WRITTEN EXERCISE: Copy the data precisely, character for character, and leave out every picture.

SOURCE DATA:
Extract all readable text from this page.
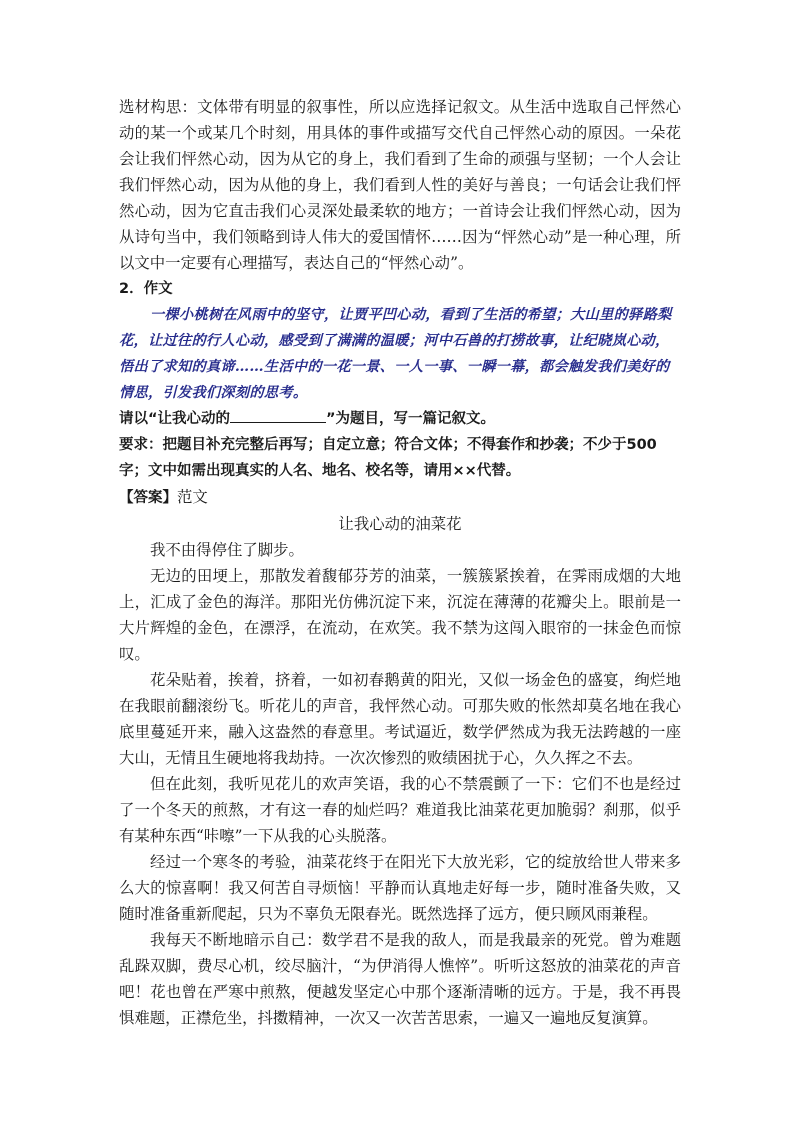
选材构思：文体带有明显的叙事性，所以应选择记叙文。从生活中选取自己怦然心动的某一个或某几个时刻，用具体的事件或描写交代自己怦然心动的原因。一朵花会让我们怦然心动，因为从它的身上，我们看到了生命的顽强与坚韧；一个人会让我们怦然心动，因为从他的身上，我们看到人性的美好与善良；一句话会让我们怦然心动，因为它直击我们心灵深处最柔软的地方；一首诗会让我们怦然心动，因为从诗句当中，我们领略到诗人伟大的爱国情怀……因为“怦然心动”是一种心理，所以文中一定要有心理描写，表达自己的“怦然心动”。

2．作文

一棵小桃树在风雨中的坚守，让贾平凹心动，看到了生活的希望；大山里的驿路梨花，让过往的行人心动，感受到了满满的温暖；河中石兽的打捞故事，让纪晓岚心动，悟出了求知的真谛……生活中的一花一景、一人一事、一瞬一幕，都会触发我们美好的情思，引发我们深刻的思考。

请以“让我心动的	”为题目，写一篇记叙文。

要求：把题目补充完整后再写；自定立意；符合文体；不得套作和抄袭；不少于500字；文中如需出现真实的人名、地名、校名等，请用××代替。

【答案】范文

让我心动的油菜花

我不由得停住了脚步。

无边的田埂上，那散发着馥郁芬芳的油菜，一簇簇紧挨着，在霁雨成烟的大地上，汇成了金色的海洋。那阳光仿佛沉淀下来，沉淀在薄薄的花瓣尖上。眼前是一大片辉煌的金色，在漂浮，在流动，在欢笑。我不禁为这闯入眼帘的一抹金色而惊叹。

花朵贴着，挨着，挤着，一如初春鹅黄的阳光，又似一场金色的盛宴，绚烂地在我眼前翻滚纷飞。听花儿的声音，我怦然心动。可那失败的怅然却莫名地在我心底里蔓延开来，融入这盎然的春意里。考试逼近，数学俨然成为我无法跨越的一座大山，无情且生硬地将我劫持。一次次惨烈的败绩困扰于心，久久挥之不去。

但在此刻，我听见花儿的欢声笑语，我的心不禁震颤了一下：它们不也是经过了一个冬天的煎熬，才有这一春的灿烂吗？难道我比油菜花更加脆弱？刹那，似乎有某种东西“咔嚓”一下从我的心头脱落。

经过一个寒冬的考验，油菜花终于在阳光下大放光彩，它的绽放给世人带来多么大的惊喜啊！我又何苦自寻烦恼！平静而认真地走好每一步，随时准备失败，又随时准备重新爬起，只为不辜负无限春光。既然选择了远方，便只顾风雨兼程。

我每天不断地暗示自己：数学君不是我的敌人，而是我最亲的死党。曾为难题乱跺双脚，费尽心机，绞尽脑汁，“为伊消得人憔悴”。听听这怒放的油菜花的声音吧！花也曾在严寒中煎熬，便越发坚定心中那个逐渐清晰的远方。于是，我不再畏惧难题，正襟危坐，抖擞精神，一次又一次苦苦思索，一遍又一遍地反复演算。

ANSWER:
Extract all readable text from this page.
选材构思：文体带有明显的叙事性，所以应选择记叙文。从生活中选取自己怦然心动的某一个或某几个时刻，用具体的事件或描写交代自己怦然心动的原因。一朵花会让我们怦然心动，因为从它的身上，我们看到了生命的顽强与坚韧；一个人会让我们怦然心动，因为从他的身上，我们看到人性的美好与善良；一句话会让我们怦然心动，因为它直击我们心灵深处最柔软的地方；一首诗会让我们怦然心动，因为从诗句当中，我们领略到诗人伟大的爱国情怀……因为“怦然心动”是一种心理，所以文中一定要有心理描写，表达自己的“怦然心动”。

2．作文

一棵小桃树在风雨中的坚守，让贾平凹心动，看到了生活的希望；大山里的驿路梨花，让过往的行人心动，感受到了满满的温暖；河中石兽的打捞故事，让纪晓岚心动，悟出了求知的真谛……生活中的一花一景、一人一事、一瞬一幕，都会触发我们美好的情思，引发我们深刻的思考。

请以“让我心动的	”为题目，写一篇记叙文。

要求：把题目补充完整后再写；自定立意；符合文体；不得套作和抄袭；不少于500字；文中如需出现真实的人名、地名、校名等，请用××代替。

【答案】范文

让我心动的油菜花

我不由得停住了脚步。

无边的田埂上，那散发着馥郁芬芳的油菜，一簇簇紧挨着，在霁雨成烟的大地上，汇成了金色的海洋。那阳光仿佛沉淀下来，沉淀在薄薄的花瓣尖上。眼前是一大片辉煌的金色，在漂浮，在流动，在欢笑。我不禁为这闯入眼帘的一抹金色而惊叹。

花朵贴着，挨着，挤着，一如初春鹅黄的阳光，又似一场金色的盛宴，绚烂地在我眼前翻滚纷飞。听花儿的声音，我怦然心动。可那失败的怅然却莫名地在我心底里蔓延开来，融入这盎然的春意里。考试逼近，数学俨然成为我无法跨越的一座大山，无情且生硬地将我劫持。一次次惨烈的败绩困扰于心，久久挥之不去。

但在此刻，我听见花儿的欢声笑语，我的心不禁震颤了一下：它们不也是经过了一个冬天的煎熬，才有这一春的灿烂吗？难道我比油菜花更加脆弱？刹那，似乎有某种东西“咔嚓”一下从我的心头脱落。

经过一个寒冬的考验，油菜花终于在阳光下大放光彩，它的绽放给世人带来多么大的惊喜啊！我又何苦自寻烦恼！平静而认真地走好每一步，随时准备失败，又随时准备重新爬起，只为不辜负无限春光。既然选择了远方，便只顾风雨兼程。

我每天不断地暗示自己：数学君不是我的敌人，而是我最亲的死党。曾为难题乱跺双脚，费尽心机，绞尽脑汁，“为伊消得人憔悴”。听听这怒放的油菜花的声音吧！花也曾在严寒中煎熬，便越发坚定心中那个逐渐清晰的远方。于是，我不再畏惧难题，正襟危坐，抖擞精神，一次又一次苦苦思索，一遍又一遍地反复演算。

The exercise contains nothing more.